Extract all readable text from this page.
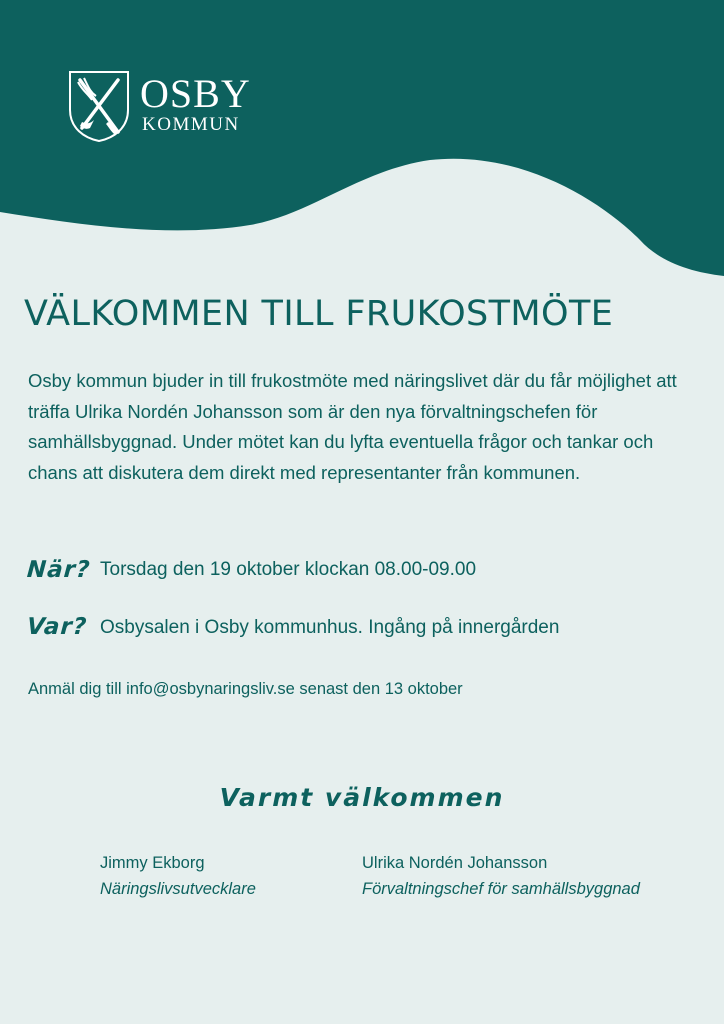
OSBY
KOMMUN
VÄLKOMMEN TILL FRUKOSTMÖTE

Osby kommun bjuder in till frukostmöte med näringslivet där du får möjlighet att träffa Ulrika Nordén Johansson som är den nya förvaltningschefen för samhällsbyggnad. Under mötet kan du lyfta eventuella frågor och tankar och chans att diskutera dem direkt med representanter från kommunen.

När? Torsdag den 19 oktober klockan 08.00-09.00
Var? Osbysalen i Osby kommunhus. Ingång på innergården
Anmäl dig till info@osbynaringsliv.se senast den 13 oktober
Varmt välkommen
Jimmy Ekborg
Näringslivsutvecklare
Ulrika Nordén Johansson
Förvaltningschef för samhällsbyggnad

+---+

Your objective: Without including any pictures, output all the entries above exactly.

Written answer:
Extract all readable text from this page.
OSBY
KOMMUN
VÄLKOMMEN TILL FRUKOSTMÖTE

Osby kommun bjuder in till frukostmöte med näringslivet där du får möjlighet att träffa Ulrika Nordén Johansson som är den nya förvaltningschefen för samhällsbyggnad. Under mötet kan du lyfta eventuella frågor och tankar och chans att diskutera dem direkt med representanter från kommunen.

När? Torsdag den 19 oktober klockan 08.00-09.00
Var? Osbysalen i Osby kommunhus. Ingång på innergården
Anmäl dig till info@osbynaringsliv.se senast den 13 oktober
Varmt välkommen
Jimmy Ekborg
Näringslivsutvecklare
Ulrika Nordén Johansson
Förvaltningschef för samhällsbyggnad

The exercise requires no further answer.